Instruction. Write the data below out exactly as it stands. Do not include the pictures.

____ Data shown

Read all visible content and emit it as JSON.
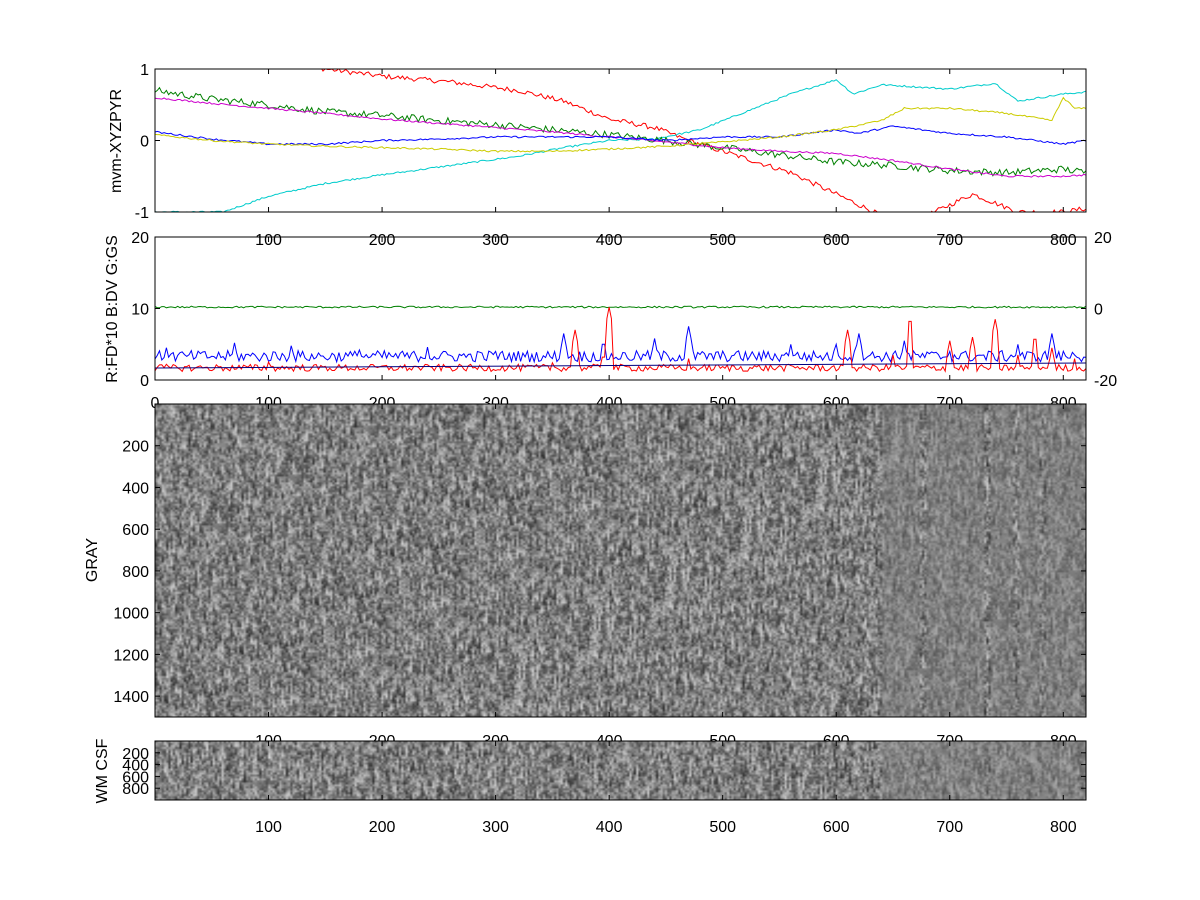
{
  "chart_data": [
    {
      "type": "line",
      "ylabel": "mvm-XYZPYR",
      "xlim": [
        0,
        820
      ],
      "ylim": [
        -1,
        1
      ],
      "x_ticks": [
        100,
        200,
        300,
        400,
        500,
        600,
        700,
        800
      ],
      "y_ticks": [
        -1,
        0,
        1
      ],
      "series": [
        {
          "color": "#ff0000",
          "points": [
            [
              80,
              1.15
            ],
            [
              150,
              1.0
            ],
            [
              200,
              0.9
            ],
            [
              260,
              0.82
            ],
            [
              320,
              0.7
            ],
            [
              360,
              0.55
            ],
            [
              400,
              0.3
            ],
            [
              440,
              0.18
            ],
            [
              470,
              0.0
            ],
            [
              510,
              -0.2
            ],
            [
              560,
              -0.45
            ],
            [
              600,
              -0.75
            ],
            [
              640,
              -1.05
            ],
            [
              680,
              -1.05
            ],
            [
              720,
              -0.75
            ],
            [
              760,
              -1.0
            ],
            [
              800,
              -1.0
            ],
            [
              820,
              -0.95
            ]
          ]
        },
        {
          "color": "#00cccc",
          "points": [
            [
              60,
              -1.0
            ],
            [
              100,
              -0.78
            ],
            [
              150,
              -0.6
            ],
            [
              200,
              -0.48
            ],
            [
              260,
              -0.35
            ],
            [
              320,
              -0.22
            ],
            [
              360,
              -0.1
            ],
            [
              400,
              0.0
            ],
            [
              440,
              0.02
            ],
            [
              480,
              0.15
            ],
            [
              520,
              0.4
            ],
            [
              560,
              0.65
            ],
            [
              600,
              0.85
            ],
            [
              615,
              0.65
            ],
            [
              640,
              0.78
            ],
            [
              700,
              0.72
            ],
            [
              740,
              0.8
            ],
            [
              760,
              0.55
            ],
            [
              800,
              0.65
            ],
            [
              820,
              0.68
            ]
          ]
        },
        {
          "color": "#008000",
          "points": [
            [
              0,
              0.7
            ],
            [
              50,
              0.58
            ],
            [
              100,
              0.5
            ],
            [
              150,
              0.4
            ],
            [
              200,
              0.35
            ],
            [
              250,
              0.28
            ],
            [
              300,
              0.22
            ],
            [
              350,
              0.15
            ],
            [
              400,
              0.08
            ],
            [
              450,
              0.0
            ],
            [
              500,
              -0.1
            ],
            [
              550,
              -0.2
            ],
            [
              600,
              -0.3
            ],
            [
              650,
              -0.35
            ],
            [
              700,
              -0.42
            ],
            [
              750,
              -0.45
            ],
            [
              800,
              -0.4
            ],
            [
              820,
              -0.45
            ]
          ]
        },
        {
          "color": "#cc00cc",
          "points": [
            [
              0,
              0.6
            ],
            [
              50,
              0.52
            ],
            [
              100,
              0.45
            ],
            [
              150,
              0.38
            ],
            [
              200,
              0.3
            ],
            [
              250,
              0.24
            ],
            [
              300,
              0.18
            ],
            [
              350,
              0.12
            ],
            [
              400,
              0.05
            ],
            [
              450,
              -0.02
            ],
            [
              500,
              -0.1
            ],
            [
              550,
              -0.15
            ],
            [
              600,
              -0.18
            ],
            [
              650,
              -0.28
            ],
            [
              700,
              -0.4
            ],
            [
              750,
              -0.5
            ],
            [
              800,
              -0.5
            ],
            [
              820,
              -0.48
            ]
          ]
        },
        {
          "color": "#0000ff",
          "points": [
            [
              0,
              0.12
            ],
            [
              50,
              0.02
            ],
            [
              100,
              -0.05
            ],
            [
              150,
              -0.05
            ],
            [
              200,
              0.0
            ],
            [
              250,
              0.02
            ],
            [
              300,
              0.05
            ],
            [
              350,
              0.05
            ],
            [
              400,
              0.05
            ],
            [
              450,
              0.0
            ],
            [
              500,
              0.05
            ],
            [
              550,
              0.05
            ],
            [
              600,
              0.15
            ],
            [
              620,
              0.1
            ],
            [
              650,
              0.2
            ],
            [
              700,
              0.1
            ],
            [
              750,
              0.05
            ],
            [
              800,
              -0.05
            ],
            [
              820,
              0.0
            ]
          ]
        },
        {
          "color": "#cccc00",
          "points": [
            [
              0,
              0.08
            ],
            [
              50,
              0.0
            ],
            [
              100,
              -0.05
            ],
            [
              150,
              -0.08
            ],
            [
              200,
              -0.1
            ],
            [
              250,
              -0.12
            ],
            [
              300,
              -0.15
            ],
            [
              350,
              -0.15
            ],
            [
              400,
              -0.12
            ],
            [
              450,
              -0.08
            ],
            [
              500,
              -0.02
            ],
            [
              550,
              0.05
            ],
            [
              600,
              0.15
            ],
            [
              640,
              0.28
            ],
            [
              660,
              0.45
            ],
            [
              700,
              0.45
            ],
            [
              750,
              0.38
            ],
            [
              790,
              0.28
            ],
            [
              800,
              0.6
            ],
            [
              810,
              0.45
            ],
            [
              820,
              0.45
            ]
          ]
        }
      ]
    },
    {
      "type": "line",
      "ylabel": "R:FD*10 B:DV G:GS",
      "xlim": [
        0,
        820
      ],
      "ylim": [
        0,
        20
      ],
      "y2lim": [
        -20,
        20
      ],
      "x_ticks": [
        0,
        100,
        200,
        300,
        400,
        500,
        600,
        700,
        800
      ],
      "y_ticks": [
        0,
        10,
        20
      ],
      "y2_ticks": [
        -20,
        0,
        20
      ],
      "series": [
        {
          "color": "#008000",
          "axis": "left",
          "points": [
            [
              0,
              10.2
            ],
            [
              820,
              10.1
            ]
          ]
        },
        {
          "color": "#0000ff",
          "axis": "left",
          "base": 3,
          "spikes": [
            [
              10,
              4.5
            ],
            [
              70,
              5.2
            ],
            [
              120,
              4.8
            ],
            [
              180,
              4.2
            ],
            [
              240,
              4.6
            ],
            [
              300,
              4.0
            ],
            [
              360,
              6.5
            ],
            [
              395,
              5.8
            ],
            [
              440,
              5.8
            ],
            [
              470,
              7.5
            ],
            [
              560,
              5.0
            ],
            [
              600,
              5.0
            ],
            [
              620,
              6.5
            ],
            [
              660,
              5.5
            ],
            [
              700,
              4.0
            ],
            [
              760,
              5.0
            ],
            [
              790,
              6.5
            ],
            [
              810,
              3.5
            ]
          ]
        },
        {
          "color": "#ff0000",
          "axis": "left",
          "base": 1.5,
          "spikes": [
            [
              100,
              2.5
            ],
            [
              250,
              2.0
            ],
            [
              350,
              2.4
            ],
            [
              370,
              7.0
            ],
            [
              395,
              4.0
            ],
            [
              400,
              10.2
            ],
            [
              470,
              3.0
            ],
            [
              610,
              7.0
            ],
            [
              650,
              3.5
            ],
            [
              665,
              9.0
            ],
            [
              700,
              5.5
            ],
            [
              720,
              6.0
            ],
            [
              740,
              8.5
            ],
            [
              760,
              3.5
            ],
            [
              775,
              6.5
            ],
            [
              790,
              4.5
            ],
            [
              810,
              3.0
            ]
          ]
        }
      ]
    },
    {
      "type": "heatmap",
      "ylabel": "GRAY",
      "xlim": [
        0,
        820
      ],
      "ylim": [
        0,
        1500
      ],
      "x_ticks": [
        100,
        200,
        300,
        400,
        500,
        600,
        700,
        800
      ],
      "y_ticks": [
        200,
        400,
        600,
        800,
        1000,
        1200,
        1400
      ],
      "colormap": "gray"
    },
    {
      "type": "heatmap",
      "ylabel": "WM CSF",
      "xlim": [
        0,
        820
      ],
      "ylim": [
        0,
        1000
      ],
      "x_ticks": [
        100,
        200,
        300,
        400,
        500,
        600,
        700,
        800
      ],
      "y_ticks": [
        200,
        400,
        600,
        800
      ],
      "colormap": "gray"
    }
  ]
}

________

Result below.
Read all visible content and emit it as JSON.
{
  "chart_data": [
    {
      "type": "line",
      "ylabel": "mvm-XYZPYR",
      "xlim": [
        0,
        820
      ],
      "ylim": [
        -1,
        1
      ],
      "x_ticks": [
        100,
        200,
        300,
        400,
        500,
        600,
        700,
        800
      ],
      "y_ticks": [
        -1,
        0,
        1
      ],
      "series": [
        {
          "color": "#ff0000",
          "points": [
            [
              80,
              1.15
            ],
            [
              150,
              1.0
            ],
            [
              200,
              0.9
            ],
            [
              260,
              0.82
            ],
            [
              320,
              0.7
            ],
            [
              360,
              0.55
            ],
            [
              400,
              0.3
            ],
            [
              440,
              0.18
            ],
            [
              470,
              0.0
            ],
            [
              510,
              -0.2
            ],
            [
              560,
              -0.45
            ],
            [
              600,
              -0.75
            ],
            [
              640,
              -1.05
            ],
            [
              680,
              -1.05
            ],
            [
              720,
              -0.75
            ],
            [
              760,
              -1.0
            ],
            [
              800,
              -1.0
            ],
            [
              820,
              -0.95
            ]
          ]
        },
        {
          "color": "#00cccc",
          "points": [
            [
              60,
              -1.0
            ],
            [
              100,
              -0.78
            ],
            [
              150,
              -0.6
            ],
            [
              200,
              -0.48
            ],
            [
              260,
              -0.35
            ],
            [
              320,
              -0.22
            ],
            [
              360,
              -0.1
            ],
            [
              400,
              0.0
            ],
            [
              440,
              0.02
            ],
            [
              480,
              0.15
            ],
            [
              520,
              0.4
            ],
            [
              560,
              0.65
            ],
            [
              600,
              0.85
            ],
            [
              615,
              0.65
            ],
            [
              640,
              0.78
            ],
            [
              700,
              0.72
            ],
            [
              740,
              0.8
            ],
            [
              760,
              0.55
            ],
            [
              800,
              0.65
            ],
            [
              820,
              0.68
            ]
          ]
        },
        {
          "color": "#008000",
          "points": [
            [
              0,
              0.7
            ],
            [
              50,
              0.58
            ],
            [
              100,
              0.5
            ],
            [
              150,
              0.4
            ],
            [
              200,
              0.35
            ],
            [
              250,
              0.28
            ],
            [
              300,
              0.22
            ],
            [
              350,
              0.15
            ],
            [
              400,
              0.08
            ],
            [
              450,
              0.0
            ],
            [
              500,
              -0.1
            ],
            [
              550,
              -0.2
            ],
            [
              600,
              -0.3
            ],
            [
              650,
              -0.35
            ],
            [
              700,
              -0.42
            ],
            [
              750,
              -0.45
            ],
            [
              800,
              -0.4
            ],
            [
              820,
              -0.45
            ]
          ]
        },
        {
          "color": "#cc00cc",
          "points": [
            [
              0,
              0.6
            ],
            [
              50,
              0.52
            ],
            [
              100,
              0.45
            ],
            [
              150,
              0.38
            ],
            [
              200,
              0.3
            ],
            [
              250,
              0.24
            ],
            [
              300,
              0.18
            ],
            [
              350,
              0.12
            ],
            [
              400,
              0.05
            ],
            [
              450,
              -0.02
            ],
            [
              500,
              -0.1
            ],
            [
              550,
              -0.15
            ],
            [
              600,
              -0.18
            ],
            [
              650,
              -0.28
            ],
            [
              700,
              -0.4
            ],
            [
              750,
              -0.5
            ],
            [
              800,
              -0.5
            ],
            [
              820,
              -0.48
            ]
          ]
        },
        {
          "color": "#0000ff",
          "points": [
            [
              0,
              0.12
            ],
            [
              50,
              0.02
            ],
            [
              100,
              -0.05
            ],
            [
              150,
              -0.05
            ],
            [
              200,
              0.0
            ],
            [
              250,
              0.02
            ],
            [
              300,
              0.05
            ],
            [
              350,
              0.05
            ],
            [
              400,
              0.05
            ],
            [
              450,
              0.0
            ],
            [
              500,
              0.05
            ],
            [
              550,
              0.05
            ],
            [
              600,
              0.15
            ],
            [
              620,
              0.1
            ],
            [
              650,
              0.2
            ],
            [
              700,
              0.1
            ],
            [
              750,
              0.05
            ],
            [
              800,
              -0.05
            ],
            [
              820,
              0.0
            ]
          ]
        },
        {
          "color": "#cccc00",
          "points": [
            [
              0,
              0.08
            ],
            [
              50,
              0.0
            ],
            [
              100,
              -0.05
            ],
            [
              150,
              -0.08
            ],
            [
              200,
              -0.1
            ],
            [
              250,
              -0.12
            ],
            [
              300,
              -0.15
            ],
            [
              350,
              -0.15
            ],
            [
              400,
              -0.12
            ],
            [
              450,
              -0.08
            ],
            [
              500,
              -0.02
            ],
            [
              550,
              0.05
            ],
            [
              600,
              0.15
            ],
            [
              640,
              0.28
            ],
            [
              660,
              0.45
            ],
            [
              700,
              0.45
            ],
            [
              750,
              0.38
            ],
            [
              790,
              0.28
            ],
            [
              800,
              0.6
            ],
            [
              810,
              0.45
            ],
            [
              820,
              0.45
            ]
          ]
        }
      ]
    },
    {
      "type": "line",
      "ylabel": "R:FD*10 B:DV G:GS",
      "xlim": [
        0,
        820
      ],
      "ylim": [
        0,
        20
      ],
      "y2lim": [
        -20,
        20
      ],
      "x_ticks": [
        0,
        100,
        200,
        300,
        400,
        500,
        600,
        700,
        800
      ],
      "y_ticks": [
        0,
        10,
        20
      ],
      "y2_ticks": [
        -20,
        0,
        20
      ],
      "series": [
        {
          "color": "#008000",
          "axis": "left",
          "points": [
            [
              0,
              10.2
            ],
            [
              820,
              10.1
            ]
          ]
        },
        {
          "color": "#0000ff",
          "axis": "left",
          "base": 3,
          "spikes": [
            [
              10,
              4.5
            ],
            [
              70,
              5.2
            ],
            [
              120,
              4.8
            ],
            [
              180,
              4.2
            ],
            [
              240,
              4.6
            ],
            [
              300,
              4.0
            ],
            [
              360,
              6.5
            ],
            [
              395,
              5.8
            ],
            [
              440,
              5.8
            ],
            [
              470,
              7.5
            ],
            [
              560,
              5.0
            ],
            [
              600,
              5.0
            ],
            [
              620,
              6.5
            ],
            [
              660,
              5.5
            ],
            [
              700,
              4.0
            ],
            [
              760,
              5.0
            ],
            [
              790,
              6.5
            ],
            [
              810,
              3.5
            ]
          ]
        },
        {
          "color": "#ff0000",
          "axis": "left",
          "base": 1.5,
          "spikes": [
            [
              100,
              2.5
            ],
            [
              250,
              2.0
            ],
            [
              350,
              2.4
            ],
            [
              370,
              7.0
            ],
            [
              395,
              4.0
            ],
            [
              400,
              10.2
            ],
            [
              470,
              3.0
            ],
            [
              610,
              7.0
            ],
            [
              650,
              3.5
            ],
            [
              665,
              9.0
            ],
            [
              700,
              5.5
            ],
            [
              720,
              6.0
            ],
            [
              740,
              8.5
            ],
            [
              760,
              3.5
            ],
            [
              775,
              6.5
            ],
            [
              790,
              4.5
            ],
            [
              810,
              3.0
            ]
          ]
        }
      ]
    },
    {
      "type": "heatmap",
      "ylabel": "GRAY",
      "xlim": [
        0,
        820
      ],
      "ylim": [
        0,
        1500
      ],
      "x_ticks": [
        100,
        200,
        300,
        400,
        500,
        600,
        700,
        800
      ],
      "y_ticks": [
        200,
        400,
        600,
        800,
        1000,
        1200,
        1400
      ],
      "colormap": "gray"
    },
    {
      "type": "heatmap",
      "ylabel": "WM CSF",
      "xlim": [
        0,
        820
      ],
      "ylim": [
        0,
        1000
      ],
      "x_ticks": [
        100,
        200,
        300,
        400,
        500,
        600,
        700,
        800
      ],
      "y_ticks": [
        200,
        400,
        600,
        800
      ],
      "colormap": "gray"
    }
  ]
}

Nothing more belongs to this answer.